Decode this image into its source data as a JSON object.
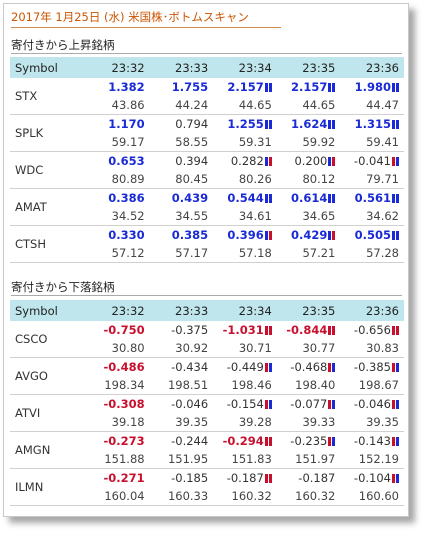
{
  "title": "2017年 1月25日 (水) 米国株･ボトムスキャン",
  "colors": {
    "up": "#1a2ad6",
    "down": "#c8102e",
    "header_bg": "#bfe6ec",
    "title": "#cc5500"
  },
  "sections": [
    {
      "label": "寄付きから上昇銘柄",
      "header": [
        "Symbol",
        "23:32",
        "23:33",
        "23:34",
        "23:35",
        "23:36"
      ],
      "rows": [
        {
          "symbol": "STX",
          "changes": [
            {
              "v": "1.382",
              "s": "up",
              "bars": []
            },
            {
              "v": "1.755",
              "s": "up",
              "bars": []
            },
            {
              "v": "2.157",
              "s": "up",
              "bars": [
                "b",
                "b"
              ]
            },
            {
              "v": "2.157",
              "s": "up",
              "bars": [
                "b",
                "b"
              ]
            },
            {
              "v": "1.980",
              "s": "up",
              "bars": [
                "b",
                "b"
              ]
            }
          ],
          "prices": [
            "43.86",
            "44.24",
            "44.65",
            "44.65",
            "44.47"
          ]
        },
        {
          "symbol": "SPLK",
          "changes": [
            {
              "v": "1.170",
              "s": "up",
              "bars": []
            },
            {
              "v": "0.794",
              "s": "pl",
              "bars": []
            },
            {
              "v": "1.255",
              "s": "up",
              "bars": [
                "b",
                "b"
              ]
            },
            {
              "v": "1.624",
              "s": "up",
              "bars": [
                "b",
                "b"
              ]
            },
            {
              "v": "1.315",
              "s": "up",
              "bars": [
                "b",
                "b"
              ]
            }
          ],
          "prices": [
            "59.17",
            "58.55",
            "59.31",
            "59.92",
            "59.41"
          ]
        },
        {
          "symbol": "WDC",
          "changes": [
            {
              "v": "0.653",
              "s": "up",
              "bars": []
            },
            {
              "v": "0.394",
              "s": "pl",
              "bars": []
            },
            {
              "v": "0.282",
              "s": "pl",
              "bars": [
                "b",
                "r"
              ]
            },
            {
              "v": "0.200",
              "s": "pl",
              "bars": [
                "b",
                "r"
              ]
            },
            {
              "v": "-0.041",
              "s": "pl",
              "bars": [
                "r",
                "b"
              ]
            }
          ],
          "prices": [
            "80.89",
            "80.45",
            "80.26",
            "80.12",
            "79.71"
          ]
        },
        {
          "symbol": "AMAT",
          "changes": [
            {
              "v": "0.386",
              "s": "up",
              "bars": []
            },
            {
              "v": "0.439",
              "s": "up",
              "bars": []
            },
            {
              "v": "0.544",
              "s": "up",
              "bars": [
                "b",
                "b"
              ]
            },
            {
              "v": "0.614",
              "s": "up",
              "bars": [
                "b",
                "b"
              ]
            },
            {
              "v": "0.561",
              "s": "up",
              "bars": [
                "b",
                "b"
              ]
            }
          ],
          "prices": [
            "34.52",
            "34.55",
            "34.61",
            "34.65",
            "34.62"
          ]
        },
        {
          "symbol": "CTSH",
          "changes": [
            {
              "v": "0.330",
              "s": "up",
              "bars": []
            },
            {
              "v": "0.385",
              "s": "up",
              "bars": []
            },
            {
              "v": "0.396",
              "s": "up",
              "bars": [
                "b",
                "r"
              ]
            },
            {
              "v": "0.429",
              "s": "up",
              "bars": [
                "b",
                "r"
              ]
            },
            {
              "v": "0.505",
              "s": "up",
              "bars": [
                "b",
                "b"
              ]
            }
          ],
          "prices": [
            "57.12",
            "57.17",
            "57.18",
            "57.21",
            "57.28"
          ]
        }
      ]
    },
    {
      "label": "寄付きから下落銘柄",
      "header": [
        "Symbol",
        "23:32",
        "23:33",
        "23:34",
        "23:35",
        "23:36"
      ],
      "rows": [
        {
          "symbol": "CSCO",
          "changes": [
            {
              "v": "-0.750",
              "s": "dn",
              "bars": []
            },
            {
              "v": "-0.375",
              "s": "pl",
              "bars": []
            },
            {
              "v": "-1.031",
              "s": "dn",
              "bars": [
                "r",
                "r"
              ]
            },
            {
              "v": "-0.844",
              "s": "dn",
              "bars": [
                "r",
                "r"
              ]
            },
            {
              "v": "-0.656",
              "s": "pl",
              "bars": [
                "r",
                "r"
              ]
            }
          ],
          "prices": [
            "30.80",
            "30.92",
            "30.71",
            "30.77",
            "30.83"
          ]
        },
        {
          "symbol": "AVGO",
          "changes": [
            {
              "v": "-0.486",
              "s": "dn",
              "bars": []
            },
            {
              "v": "-0.434",
              "s": "pl",
              "bars": []
            },
            {
              "v": "-0.449",
              "s": "pl",
              "bars": [
                "r",
                "b"
              ]
            },
            {
              "v": "-0.468",
              "s": "pl",
              "bars": [
                "r",
                "b"
              ]
            },
            {
              "v": "-0.385",
              "s": "pl",
              "bars": [
                "r",
                "b"
              ]
            }
          ],
          "prices": [
            "198.34",
            "198.51",
            "198.46",
            "198.40",
            "198.67"
          ]
        },
        {
          "symbol": "ATVI",
          "changes": [
            {
              "v": "-0.308",
              "s": "dn",
              "bars": []
            },
            {
              "v": "-0.046",
              "s": "pl",
              "bars": []
            },
            {
              "v": "-0.154",
              "s": "pl",
              "bars": [
                "r",
                "b"
              ]
            },
            {
              "v": "-0.077",
              "s": "pl",
              "bars": [
                "r",
                "b"
              ]
            },
            {
              "v": "-0.046",
              "s": "pl",
              "bars": [
                "r",
                "b"
              ]
            }
          ],
          "prices": [
            "39.18",
            "39.35",
            "39.28",
            "39.33",
            "39.35"
          ]
        },
        {
          "symbol": "AMGN",
          "changes": [
            {
              "v": "-0.273",
              "s": "dn",
              "bars": []
            },
            {
              "v": "-0.244",
              "s": "pl",
              "bars": []
            },
            {
              "v": "-0.294",
              "s": "dn",
              "bars": [
                "r",
                "r"
              ]
            },
            {
              "v": "-0.235",
              "s": "pl",
              "bars": [
                "r",
                "b"
              ]
            },
            {
              "v": "-0.143",
              "s": "pl",
              "bars": [
                "r",
                "b"
              ]
            }
          ],
          "prices": [
            "151.88",
            "151.95",
            "151.83",
            "151.97",
            "152.19"
          ]
        },
        {
          "symbol": "ILMN",
          "changes": [
            {
              "v": "-0.271",
              "s": "dn",
              "bars": []
            },
            {
              "v": "-0.185",
              "s": "pl",
              "bars": []
            },
            {
              "v": "-0.187",
              "s": "pl",
              "bars": [
                "r",
                "r"
              ]
            },
            {
              "v": "-0.187",
              "s": "pl",
              "bars": []
            },
            {
              "v": "-0.104",
              "s": "pl",
              "bars": [
                "r",
                "b"
              ]
            }
          ],
          "prices": [
            "160.04",
            "160.33",
            "160.32",
            "160.32",
            "160.60"
          ]
        }
      ]
    }
  ]
}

- _DIRECTIVE_
Pictures in the records above are not copied; print everything else exactly.

- _EXPECTED OUTPUT_
Decode this image into its source data as a JSON object.
{
  "title": "2017年 1月25日 (水) 米国株･ボトムスキャン",
  "colors": {
    "up": "#1a2ad6",
    "down": "#c8102e",
    "header_bg": "#bfe6ec",
    "title": "#cc5500"
  },
  "sections": [
    {
      "label": "寄付きから上昇銘柄",
      "header": [
        "Symbol",
        "23:32",
        "23:33",
        "23:34",
        "23:35",
        "23:36"
      ],
      "rows": [
        {
          "symbol": "STX",
          "changes": [
            {
              "v": "1.382",
              "s": "up",
              "bars": []
            },
            {
              "v": "1.755",
              "s": "up",
              "bars": []
            },
            {
              "v": "2.157",
              "s": "up",
              "bars": [
                "b",
                "b"
              ]
            },
            {
              "v": "2.157",
              "s": "up",
              "bars": [
                "b",
                "b"
              ]
            },
            {
              "v": "1.980",
              "s": "up",
              "bars": [
                "b",
                "b"
              ]
            }
          ],
          "prices": [
            "43.86",
            "44.24",
            "44.65",
            "44.65",
            "44.47"
          ]
        },
        {
          "symbol": "SPLK",
          "changes": [
            {
              "v": "1.170",
              "s": "up",
              "bars": []
            },
            {
              "v": "0.794",
              "s": "pl",
              "bars": []
            },
            {
              "v": "1.255",
              "s": "up",
              "bars": [
                "b",
                "b"
              ]
            },
            {
              "v": "1.624",
              "s": "up",
              "bars": [
                "b",
                "b"
              ]
            },
            {
              "v": "1.315",
              "s": "up",
              "bars": [
                "b",
                "b"
              ]
            }
          ],
          "prices": [
            "59.17",
            "58.55",
            "59.31",
            "59.92",
            "59.41"
          ]
        },
        {
          "symbol": "WDC",
          "changes": [
            {
              "v": "0.653",
              "s": "up",
              "bars": []
            },
            {
              "v": "0.394",
              "s": "pl",
              "bars": []
            },
            {
              "v": "0.282",
              "s": "pl",
              "bars": [
                "b",
                "r"
              ]
            },
            {
              "v": "0.200",
              "s": "pl",
              "bars": [
                "b",
                "r"
              ]
            },
            {
              "v": "-0.041",
              "s": "pl",
              "bars": [
                "r",
                "b"
              ]
            }
          ],
          "prices": [
            "80.89",
            "80.45",
            "80.26",
            "80.12",
            "79.71"
          ]
        },
        {
          "symbol": "AMAT",
          "changes": [
            {
              "v": "0.386",
              "s": "up",
              "bars": []
            },
            {
              "v": "0.439",
              "s": "up",
              "bars": []
            },
            {
              "v": "0.544",
              "s": "up",
              "bars": [
                "b",
                "b"
              ]
            },
            {
              "v": "0.614",
              "s": "up",
              "bars": [
                "b",
                "b"
              ]
            },
            {
              "v": "0.561",
              "s": "up",
              "bars": [
                "b",
                "b"
              ]
            }
          ],
          "prices": [
            "34.52",
            "34.55",
            "34.61",
            "34.65",
            "34.62"
          ]
        },
        {
          "symbol": "CTSH",
          "changes": [
            {
              "v": "0.330",
              "s": "up",
              "bars": []
            },
            {
              "v": "0.385",
              "s": "up",
              "bars": []
            },
            {
              "v": "0.396",
              "s": "up",
              "bars": [
                "b",
                "r"
              ]
            },
            {
              "v": "0.429",
              "s": "up",
              "bars": [
                "b",
                "r"
              ]
            },
            {
              "v": "0.505",
              "s": "up",
              "bars": [
                "b",
                "b"
              ]
            }
          ],
          "prices": [
            "57.12",
            "57.17",
            "57.18",
            "57.21",
            "57.28"
          ]
        }
      ]
    },
    {
      "label": "寄付きから下落銘柄",
      "header": [
        "Symbol",
        "23:32",
        "23:33",
        "23:34",
        "23:35",
        "23:36"
      ],
      "rows": [
        {
          "symbol": "CSCO",
          "changes": [
            {
              "v": "-0.750",
              "s": "dn",
              "bars": []
            },
            {
              "v": "-0.375",
              "s": "pl",
              "bars": []
            },
            {
              "v": "-1.031",
              "s": "dn",
              "bars": [
                "r",
                "r"
              ]
            },
            {
              "v": "-0.844",
              "s": "dn",
              "bars": [
                "r",
                "r"
              ]
            },
            {
              "v": "-0.656",
              "s": "pl",
              "bars": [
                "r",
                "r"
              ]
            }
          ],
          "prices": [
            "30.80",
            "30.92",
            "30.71",
            "30.77",
            "30.83"
          ]
        },
        {
          "symbol": "AVGO",
          "changes": [
            {
              "v": "-0.486",
              "s": "dn",
              "bars": []
            },
            {
              "v": "-0.434",
              "s": "pl",
              "bars": []
            },
            {
              "v": "-0.449",
              "s": "pl",
              "bars": [
                "r",
                "b"
              ]
            },
            {
              "v": "-0.468",
              "s": "pl",
              "bars": [
                "r",
                "b"
              ]
            },
            {
              "v": "-0.385",
              "s": "pl",
              "bars": [
                "r",
                "b"
              ]
            }
          ],
          "prices": [
            "198.34",
            "198.51",
            "198.46",
            "198.40",
            "198.67"
          ]
        },
        {
          "symbol": "ATVI",
          "changes": [
            {
              "v": "-0.308",
              "s": "dn",
              "bars": []
            },
            {
              "v": "-0.046",
              "s": "pl",
              "bars": []
            },
            {
              "v": "-0.154",
              "s": "pl",
              "bars": [
                "r",
                "b"
              ]
            },
            {
              "v": "-0.077",
              "s": "pl",
              "bars": [
                "r",
                "b"
              ]
            },
            {
              "v": "-0.046",
              "s": "pl",
              "bars": [
                "r",
                "b"
              ]
            }
          ],
          "prices": [
            "39.18",
            "39.35",
            "39.28",
            "39.33",
            "39.35"
          ]
        },
        {
          "symbol": "AMGN",
          "changes": [
            {
              "v": "-0.273",
              "s": "dn",
              "bars": []
            },
            {
              "v": "-0.244",
              "s": "pl",
              "bars": []
            },
            {
              "v": "-0.294",
              "s": "dn",
              "bars": [
                "r",
                "r"
              ]
            },
            {
              "v": "-0.235",
              "s": "pl",
              "bars": [
                "r",
                "b"
              ]
            },
            {
              "v": "-0.143",
              "s": "pl",
              "bars": [
                "r",
                "b"
              ]
            }
          ],
          "prices": [
            "151.88",
            "151.95",
            "151.83",
            "151.97",
            "152.19"
          ]
        },
        {
          "symbol": "ILMN",
          "changes": [
            {
              "v": "-0.271",
              "s": "dn",
              "bars": []
            },
            {
              "v": "-0.185",
              "s": "pl",
              "bars": []
            },
            {
              "v": "-0.187",
              "s": "pl",
              "bars": [
                "r",
                "r"
              ]
            },
            {
              "v": "-0.187",
              "s": "pl",
              "bars": []
            },
            {
              "v": "-0.104",
              "s": "pl",
              "bars": [
                "r",
                "b"
              ]
            }
          ],
          "prices": [
            "160.04",
            "160.33",
            "160.32",
            "160.32",
            "160.60"
          ]
        }
      ]
    }
  ]
}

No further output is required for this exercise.